» **Extracted information**
— start —

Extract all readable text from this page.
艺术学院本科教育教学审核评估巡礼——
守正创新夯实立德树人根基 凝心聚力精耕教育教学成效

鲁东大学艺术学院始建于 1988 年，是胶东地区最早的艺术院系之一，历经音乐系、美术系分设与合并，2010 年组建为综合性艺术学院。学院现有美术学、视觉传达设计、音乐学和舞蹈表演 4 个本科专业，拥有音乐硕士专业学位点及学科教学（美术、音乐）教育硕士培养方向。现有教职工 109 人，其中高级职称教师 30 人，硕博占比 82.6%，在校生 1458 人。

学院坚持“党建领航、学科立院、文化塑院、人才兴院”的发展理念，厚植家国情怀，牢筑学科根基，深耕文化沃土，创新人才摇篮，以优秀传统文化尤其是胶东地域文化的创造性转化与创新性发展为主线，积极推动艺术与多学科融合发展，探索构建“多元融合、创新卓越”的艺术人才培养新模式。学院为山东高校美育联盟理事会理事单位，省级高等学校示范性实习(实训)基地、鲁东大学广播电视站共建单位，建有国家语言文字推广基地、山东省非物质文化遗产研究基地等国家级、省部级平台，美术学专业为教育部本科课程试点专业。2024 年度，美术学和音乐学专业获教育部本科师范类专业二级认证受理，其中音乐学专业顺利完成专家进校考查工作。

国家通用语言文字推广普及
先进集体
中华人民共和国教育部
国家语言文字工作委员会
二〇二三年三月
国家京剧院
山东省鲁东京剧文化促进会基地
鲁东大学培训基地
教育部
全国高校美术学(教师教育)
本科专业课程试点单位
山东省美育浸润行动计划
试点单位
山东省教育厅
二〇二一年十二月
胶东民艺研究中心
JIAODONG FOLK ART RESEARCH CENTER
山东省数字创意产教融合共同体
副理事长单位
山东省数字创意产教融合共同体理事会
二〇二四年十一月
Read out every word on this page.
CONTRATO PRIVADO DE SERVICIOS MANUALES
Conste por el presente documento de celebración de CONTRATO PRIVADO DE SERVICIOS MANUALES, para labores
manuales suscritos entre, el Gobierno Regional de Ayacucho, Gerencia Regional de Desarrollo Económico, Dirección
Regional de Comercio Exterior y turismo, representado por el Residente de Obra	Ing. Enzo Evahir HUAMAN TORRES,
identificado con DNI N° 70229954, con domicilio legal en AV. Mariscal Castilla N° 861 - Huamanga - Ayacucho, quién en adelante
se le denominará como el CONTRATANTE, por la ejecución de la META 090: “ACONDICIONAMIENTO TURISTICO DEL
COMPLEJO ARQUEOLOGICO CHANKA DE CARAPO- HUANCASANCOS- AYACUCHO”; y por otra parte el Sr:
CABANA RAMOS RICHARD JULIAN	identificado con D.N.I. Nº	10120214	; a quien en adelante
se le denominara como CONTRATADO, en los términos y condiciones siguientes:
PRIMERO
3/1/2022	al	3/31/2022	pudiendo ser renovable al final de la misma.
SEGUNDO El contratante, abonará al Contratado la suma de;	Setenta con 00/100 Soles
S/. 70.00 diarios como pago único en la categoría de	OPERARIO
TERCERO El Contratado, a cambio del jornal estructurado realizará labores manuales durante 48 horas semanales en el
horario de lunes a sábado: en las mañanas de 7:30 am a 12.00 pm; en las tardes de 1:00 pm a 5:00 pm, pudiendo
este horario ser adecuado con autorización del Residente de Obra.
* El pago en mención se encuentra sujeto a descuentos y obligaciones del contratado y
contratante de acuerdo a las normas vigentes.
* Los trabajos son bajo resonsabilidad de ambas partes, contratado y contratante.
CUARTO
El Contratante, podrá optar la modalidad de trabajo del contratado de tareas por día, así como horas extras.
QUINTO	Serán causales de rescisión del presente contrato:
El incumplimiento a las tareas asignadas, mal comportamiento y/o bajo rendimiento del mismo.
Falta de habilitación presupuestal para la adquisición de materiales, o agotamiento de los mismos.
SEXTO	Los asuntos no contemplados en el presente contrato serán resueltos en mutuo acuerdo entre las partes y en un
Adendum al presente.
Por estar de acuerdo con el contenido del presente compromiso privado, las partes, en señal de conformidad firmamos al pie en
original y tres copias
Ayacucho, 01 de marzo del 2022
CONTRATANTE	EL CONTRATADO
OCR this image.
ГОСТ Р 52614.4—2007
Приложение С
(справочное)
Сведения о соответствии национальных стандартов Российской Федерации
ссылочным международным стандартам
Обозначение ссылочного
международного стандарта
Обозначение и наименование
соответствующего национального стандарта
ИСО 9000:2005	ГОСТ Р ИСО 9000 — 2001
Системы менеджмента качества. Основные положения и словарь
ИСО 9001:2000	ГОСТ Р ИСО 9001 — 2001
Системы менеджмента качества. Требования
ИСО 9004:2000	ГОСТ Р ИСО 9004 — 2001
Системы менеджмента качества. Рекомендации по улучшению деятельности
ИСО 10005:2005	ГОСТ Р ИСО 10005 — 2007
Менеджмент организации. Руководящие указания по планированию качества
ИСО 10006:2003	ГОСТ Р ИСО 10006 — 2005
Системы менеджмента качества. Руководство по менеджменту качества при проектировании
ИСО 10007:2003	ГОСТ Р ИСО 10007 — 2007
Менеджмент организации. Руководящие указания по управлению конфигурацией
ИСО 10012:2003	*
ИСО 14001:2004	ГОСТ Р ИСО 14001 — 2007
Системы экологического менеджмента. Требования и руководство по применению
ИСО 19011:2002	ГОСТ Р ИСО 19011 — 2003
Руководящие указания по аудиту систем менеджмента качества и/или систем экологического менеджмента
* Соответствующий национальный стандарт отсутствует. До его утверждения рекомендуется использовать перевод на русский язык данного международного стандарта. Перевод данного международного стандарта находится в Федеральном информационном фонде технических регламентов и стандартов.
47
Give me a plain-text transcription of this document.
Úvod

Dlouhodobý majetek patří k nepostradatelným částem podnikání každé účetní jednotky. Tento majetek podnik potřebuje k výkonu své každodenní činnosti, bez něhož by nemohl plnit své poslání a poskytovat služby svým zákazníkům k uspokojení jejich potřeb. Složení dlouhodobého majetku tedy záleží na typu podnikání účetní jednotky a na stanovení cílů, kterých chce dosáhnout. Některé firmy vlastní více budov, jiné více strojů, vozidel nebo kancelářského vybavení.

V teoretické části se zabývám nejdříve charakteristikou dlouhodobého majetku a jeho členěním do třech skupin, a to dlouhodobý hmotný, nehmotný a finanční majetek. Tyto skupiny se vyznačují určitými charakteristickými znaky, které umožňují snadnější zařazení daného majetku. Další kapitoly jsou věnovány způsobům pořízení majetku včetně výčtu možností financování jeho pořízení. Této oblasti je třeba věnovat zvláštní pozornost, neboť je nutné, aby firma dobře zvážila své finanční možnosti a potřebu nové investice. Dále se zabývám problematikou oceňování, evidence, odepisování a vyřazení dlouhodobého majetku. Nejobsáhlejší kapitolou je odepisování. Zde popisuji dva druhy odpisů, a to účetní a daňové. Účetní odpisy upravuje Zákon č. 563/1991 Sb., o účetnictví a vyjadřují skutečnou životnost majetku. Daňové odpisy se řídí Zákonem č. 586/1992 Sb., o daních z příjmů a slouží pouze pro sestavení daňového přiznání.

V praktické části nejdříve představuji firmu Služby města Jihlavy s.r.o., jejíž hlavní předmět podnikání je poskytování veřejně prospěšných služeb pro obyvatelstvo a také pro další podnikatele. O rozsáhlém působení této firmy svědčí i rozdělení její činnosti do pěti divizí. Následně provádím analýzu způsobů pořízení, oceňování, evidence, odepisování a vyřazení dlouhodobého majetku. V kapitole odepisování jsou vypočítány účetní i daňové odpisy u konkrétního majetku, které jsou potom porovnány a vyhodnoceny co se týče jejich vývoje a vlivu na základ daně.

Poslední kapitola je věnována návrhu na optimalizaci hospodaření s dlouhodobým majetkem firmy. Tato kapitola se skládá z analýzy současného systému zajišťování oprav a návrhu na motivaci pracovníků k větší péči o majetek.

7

— end —

» **What is required**
Gather all lines with the string "Руководящие" from the data.

» **Solution below**
Менеджмент организации. Руководящие указания по планированию качества
Менеджмент организации. Руководящие указания по управлению конфигурацией
Руководящие указания по аудиту систем менеджмента качества и/или систем экологического менеджмента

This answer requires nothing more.